TASK OBJECTIVE ::
Search the material for "this" and show all lines that contain it.
##### DATA SECTION
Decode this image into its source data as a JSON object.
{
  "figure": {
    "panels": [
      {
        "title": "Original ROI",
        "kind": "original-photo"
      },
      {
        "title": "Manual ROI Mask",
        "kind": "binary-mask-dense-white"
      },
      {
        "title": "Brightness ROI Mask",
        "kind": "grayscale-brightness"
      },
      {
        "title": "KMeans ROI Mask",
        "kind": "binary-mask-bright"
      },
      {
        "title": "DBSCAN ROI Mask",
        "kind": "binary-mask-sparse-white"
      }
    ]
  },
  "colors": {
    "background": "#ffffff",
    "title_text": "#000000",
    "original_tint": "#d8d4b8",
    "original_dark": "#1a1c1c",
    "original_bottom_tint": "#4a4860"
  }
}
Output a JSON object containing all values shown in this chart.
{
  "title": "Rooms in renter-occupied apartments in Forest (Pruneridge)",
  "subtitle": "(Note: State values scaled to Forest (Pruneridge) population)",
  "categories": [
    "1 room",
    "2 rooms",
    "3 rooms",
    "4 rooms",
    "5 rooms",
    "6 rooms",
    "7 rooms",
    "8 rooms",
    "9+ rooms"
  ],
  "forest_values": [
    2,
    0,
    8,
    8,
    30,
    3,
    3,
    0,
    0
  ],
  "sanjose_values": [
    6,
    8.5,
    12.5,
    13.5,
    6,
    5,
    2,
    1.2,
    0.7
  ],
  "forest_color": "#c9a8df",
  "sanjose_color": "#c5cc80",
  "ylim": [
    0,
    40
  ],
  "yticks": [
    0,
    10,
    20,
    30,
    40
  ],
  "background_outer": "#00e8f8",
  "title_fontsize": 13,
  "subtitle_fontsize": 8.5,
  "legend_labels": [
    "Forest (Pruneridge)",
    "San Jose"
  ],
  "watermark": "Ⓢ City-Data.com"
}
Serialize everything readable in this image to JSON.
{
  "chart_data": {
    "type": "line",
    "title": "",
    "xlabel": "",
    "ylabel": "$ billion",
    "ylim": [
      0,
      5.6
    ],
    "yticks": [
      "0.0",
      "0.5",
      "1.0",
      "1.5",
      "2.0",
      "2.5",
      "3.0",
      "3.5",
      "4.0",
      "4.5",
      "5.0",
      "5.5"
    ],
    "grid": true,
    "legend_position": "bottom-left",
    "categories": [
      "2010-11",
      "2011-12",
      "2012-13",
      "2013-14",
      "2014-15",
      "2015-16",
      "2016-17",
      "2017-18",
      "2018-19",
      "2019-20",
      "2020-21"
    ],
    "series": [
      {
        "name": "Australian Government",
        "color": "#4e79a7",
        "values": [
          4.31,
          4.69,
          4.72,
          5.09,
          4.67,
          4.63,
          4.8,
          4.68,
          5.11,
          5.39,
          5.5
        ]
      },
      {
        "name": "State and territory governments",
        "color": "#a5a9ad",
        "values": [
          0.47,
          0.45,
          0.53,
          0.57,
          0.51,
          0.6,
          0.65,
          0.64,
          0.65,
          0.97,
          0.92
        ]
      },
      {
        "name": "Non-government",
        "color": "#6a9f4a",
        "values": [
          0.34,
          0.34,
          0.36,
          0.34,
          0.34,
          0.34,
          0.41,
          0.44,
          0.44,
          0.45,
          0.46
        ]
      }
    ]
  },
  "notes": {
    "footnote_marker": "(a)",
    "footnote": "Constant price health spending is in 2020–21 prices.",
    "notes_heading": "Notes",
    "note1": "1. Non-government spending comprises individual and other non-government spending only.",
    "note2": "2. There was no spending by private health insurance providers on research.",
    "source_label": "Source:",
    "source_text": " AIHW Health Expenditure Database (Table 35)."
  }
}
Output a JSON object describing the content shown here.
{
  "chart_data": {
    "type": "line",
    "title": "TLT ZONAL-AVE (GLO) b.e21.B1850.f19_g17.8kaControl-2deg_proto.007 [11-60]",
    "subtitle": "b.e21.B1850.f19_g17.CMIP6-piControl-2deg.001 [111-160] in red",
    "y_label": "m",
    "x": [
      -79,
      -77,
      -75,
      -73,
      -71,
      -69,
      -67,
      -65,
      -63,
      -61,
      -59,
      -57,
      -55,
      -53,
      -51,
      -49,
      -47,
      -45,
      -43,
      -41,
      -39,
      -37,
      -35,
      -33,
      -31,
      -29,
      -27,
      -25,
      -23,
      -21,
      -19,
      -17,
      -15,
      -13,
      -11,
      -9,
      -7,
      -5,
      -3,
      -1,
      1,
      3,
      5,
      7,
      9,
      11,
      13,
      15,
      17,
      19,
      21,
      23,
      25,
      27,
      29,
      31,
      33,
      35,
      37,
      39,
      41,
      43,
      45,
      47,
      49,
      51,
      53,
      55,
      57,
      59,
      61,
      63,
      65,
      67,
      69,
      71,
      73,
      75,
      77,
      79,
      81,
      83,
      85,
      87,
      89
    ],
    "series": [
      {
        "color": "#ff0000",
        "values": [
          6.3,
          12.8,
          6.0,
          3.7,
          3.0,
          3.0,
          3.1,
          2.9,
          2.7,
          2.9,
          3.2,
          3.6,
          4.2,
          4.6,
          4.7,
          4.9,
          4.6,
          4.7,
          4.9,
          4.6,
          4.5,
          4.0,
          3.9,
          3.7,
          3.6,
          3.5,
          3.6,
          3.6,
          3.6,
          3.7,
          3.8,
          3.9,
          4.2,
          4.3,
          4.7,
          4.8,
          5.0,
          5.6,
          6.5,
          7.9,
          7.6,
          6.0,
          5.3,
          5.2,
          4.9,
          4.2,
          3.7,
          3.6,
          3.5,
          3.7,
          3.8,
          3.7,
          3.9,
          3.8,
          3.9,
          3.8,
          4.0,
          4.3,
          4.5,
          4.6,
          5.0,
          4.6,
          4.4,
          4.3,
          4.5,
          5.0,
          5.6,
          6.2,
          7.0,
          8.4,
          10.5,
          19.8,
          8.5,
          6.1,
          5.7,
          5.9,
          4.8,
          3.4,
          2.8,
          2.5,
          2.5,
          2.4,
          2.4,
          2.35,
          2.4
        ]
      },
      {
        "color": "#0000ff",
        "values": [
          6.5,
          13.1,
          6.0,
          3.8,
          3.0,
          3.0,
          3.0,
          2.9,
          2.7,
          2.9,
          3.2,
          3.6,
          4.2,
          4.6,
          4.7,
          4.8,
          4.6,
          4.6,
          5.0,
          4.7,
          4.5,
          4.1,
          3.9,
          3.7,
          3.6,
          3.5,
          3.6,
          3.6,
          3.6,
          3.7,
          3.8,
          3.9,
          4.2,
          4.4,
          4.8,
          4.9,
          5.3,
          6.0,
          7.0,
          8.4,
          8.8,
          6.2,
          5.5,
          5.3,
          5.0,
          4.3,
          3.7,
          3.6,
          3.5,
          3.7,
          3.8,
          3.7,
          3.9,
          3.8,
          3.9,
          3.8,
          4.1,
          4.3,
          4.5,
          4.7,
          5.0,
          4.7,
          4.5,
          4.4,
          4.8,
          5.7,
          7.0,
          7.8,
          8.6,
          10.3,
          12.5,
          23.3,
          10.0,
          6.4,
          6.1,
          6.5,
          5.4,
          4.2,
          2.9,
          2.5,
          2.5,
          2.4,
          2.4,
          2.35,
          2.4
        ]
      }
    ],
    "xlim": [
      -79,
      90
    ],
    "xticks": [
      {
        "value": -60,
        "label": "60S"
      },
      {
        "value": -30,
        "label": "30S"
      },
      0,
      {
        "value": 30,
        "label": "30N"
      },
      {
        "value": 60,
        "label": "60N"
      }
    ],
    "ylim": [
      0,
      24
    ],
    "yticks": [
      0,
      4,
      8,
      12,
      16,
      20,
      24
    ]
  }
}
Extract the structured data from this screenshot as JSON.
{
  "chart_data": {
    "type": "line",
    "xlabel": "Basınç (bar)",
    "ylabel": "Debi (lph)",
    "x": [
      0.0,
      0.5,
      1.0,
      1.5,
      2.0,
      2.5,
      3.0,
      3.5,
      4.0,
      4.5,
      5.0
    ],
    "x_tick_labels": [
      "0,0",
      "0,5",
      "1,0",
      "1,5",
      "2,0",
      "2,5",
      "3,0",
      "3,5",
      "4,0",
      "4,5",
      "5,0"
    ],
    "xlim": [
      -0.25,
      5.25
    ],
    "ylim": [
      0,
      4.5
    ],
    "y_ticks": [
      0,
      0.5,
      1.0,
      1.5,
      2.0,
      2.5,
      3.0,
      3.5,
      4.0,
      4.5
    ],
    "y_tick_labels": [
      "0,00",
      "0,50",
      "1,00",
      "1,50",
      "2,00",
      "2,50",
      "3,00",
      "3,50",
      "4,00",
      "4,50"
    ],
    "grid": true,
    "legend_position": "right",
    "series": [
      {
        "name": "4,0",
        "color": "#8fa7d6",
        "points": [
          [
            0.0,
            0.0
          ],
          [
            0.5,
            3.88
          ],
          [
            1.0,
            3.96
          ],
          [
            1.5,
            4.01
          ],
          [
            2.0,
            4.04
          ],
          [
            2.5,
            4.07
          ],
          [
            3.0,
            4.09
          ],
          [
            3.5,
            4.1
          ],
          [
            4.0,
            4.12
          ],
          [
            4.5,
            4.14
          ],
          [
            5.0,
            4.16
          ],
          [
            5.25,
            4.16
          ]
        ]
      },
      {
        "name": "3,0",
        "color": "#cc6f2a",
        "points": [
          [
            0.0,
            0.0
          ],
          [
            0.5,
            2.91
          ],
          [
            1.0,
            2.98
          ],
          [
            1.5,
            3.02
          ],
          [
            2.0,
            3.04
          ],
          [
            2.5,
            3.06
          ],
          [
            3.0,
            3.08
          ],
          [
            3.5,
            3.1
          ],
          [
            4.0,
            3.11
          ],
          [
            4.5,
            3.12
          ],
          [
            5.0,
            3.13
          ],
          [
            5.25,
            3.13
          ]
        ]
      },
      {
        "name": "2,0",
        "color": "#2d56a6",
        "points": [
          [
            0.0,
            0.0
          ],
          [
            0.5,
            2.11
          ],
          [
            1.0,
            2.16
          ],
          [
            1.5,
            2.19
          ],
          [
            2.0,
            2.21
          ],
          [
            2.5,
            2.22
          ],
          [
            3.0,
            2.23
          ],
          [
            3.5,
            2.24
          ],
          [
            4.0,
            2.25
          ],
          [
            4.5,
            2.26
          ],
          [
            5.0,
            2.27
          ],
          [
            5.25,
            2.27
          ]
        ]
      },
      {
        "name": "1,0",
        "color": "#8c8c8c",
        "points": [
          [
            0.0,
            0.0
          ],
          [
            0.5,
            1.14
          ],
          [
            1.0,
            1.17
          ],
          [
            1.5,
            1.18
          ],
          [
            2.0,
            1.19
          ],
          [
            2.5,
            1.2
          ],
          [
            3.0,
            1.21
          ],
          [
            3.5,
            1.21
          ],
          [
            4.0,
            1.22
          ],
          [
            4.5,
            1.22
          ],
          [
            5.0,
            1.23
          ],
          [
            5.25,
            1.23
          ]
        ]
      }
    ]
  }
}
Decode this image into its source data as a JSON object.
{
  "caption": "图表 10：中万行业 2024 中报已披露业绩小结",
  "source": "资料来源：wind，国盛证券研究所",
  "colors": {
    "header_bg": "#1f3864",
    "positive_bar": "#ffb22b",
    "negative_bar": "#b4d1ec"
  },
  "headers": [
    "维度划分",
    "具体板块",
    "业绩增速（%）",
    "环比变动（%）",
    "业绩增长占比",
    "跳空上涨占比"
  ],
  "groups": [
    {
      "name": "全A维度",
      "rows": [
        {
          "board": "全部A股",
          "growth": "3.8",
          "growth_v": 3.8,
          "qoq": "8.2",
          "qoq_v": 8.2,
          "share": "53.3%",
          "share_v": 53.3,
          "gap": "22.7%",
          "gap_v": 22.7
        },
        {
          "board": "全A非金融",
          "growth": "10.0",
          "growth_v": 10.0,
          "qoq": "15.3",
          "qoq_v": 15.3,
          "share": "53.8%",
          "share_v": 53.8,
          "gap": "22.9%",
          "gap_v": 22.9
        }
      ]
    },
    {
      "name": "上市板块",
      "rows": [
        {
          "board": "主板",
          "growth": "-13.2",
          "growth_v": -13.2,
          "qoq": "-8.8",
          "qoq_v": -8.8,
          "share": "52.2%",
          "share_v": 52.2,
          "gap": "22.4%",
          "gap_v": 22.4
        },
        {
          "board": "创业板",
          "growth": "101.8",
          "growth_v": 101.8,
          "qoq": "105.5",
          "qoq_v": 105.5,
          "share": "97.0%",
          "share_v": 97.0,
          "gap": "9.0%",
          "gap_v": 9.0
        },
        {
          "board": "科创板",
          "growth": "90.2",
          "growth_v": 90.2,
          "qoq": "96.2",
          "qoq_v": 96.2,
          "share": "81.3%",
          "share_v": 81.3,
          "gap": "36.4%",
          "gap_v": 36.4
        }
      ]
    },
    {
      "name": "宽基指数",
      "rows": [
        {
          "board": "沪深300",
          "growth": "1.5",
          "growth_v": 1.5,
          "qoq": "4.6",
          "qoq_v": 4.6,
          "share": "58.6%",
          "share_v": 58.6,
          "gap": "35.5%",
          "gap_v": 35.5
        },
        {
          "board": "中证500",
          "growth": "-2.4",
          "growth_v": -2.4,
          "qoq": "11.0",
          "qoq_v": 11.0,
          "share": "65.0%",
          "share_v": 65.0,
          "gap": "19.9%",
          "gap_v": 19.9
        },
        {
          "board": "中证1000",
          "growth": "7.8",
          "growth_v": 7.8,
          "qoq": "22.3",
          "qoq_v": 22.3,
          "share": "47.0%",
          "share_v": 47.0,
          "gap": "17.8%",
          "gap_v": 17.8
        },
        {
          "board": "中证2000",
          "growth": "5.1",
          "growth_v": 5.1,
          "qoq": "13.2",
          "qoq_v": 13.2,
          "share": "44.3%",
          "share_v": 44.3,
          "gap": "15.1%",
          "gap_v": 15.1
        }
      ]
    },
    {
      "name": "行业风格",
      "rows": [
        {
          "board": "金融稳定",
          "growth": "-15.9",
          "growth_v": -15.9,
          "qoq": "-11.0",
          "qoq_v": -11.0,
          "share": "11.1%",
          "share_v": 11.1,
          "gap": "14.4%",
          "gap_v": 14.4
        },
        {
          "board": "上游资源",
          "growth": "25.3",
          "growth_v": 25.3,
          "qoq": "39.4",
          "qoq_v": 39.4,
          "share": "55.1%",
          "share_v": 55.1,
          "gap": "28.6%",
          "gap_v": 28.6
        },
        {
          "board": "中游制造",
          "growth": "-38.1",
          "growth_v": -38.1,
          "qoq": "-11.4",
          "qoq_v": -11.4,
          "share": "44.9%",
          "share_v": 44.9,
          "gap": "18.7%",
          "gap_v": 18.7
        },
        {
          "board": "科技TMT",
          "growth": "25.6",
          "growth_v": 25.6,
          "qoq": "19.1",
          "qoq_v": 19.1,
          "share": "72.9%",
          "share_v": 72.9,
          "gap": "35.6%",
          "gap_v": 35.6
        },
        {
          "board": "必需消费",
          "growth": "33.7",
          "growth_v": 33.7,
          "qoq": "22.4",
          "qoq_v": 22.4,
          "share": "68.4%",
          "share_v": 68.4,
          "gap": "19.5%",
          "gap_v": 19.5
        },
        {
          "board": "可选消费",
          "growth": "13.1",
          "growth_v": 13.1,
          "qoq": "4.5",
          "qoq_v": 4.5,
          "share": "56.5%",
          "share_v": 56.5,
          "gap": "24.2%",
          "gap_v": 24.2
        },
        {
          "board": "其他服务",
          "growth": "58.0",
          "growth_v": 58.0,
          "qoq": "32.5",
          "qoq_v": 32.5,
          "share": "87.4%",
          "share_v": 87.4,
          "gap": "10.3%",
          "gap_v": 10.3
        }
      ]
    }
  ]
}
##########
EXERCISE RESULT ::
Decode this image into its source data as a JSON object.
Output a JSON object containing all values shown in this chart.
Serialize everything readable in this image to JSON.
Extract the structured data from this screenshot as JSON.
Decode this image into its source data as a JSON object.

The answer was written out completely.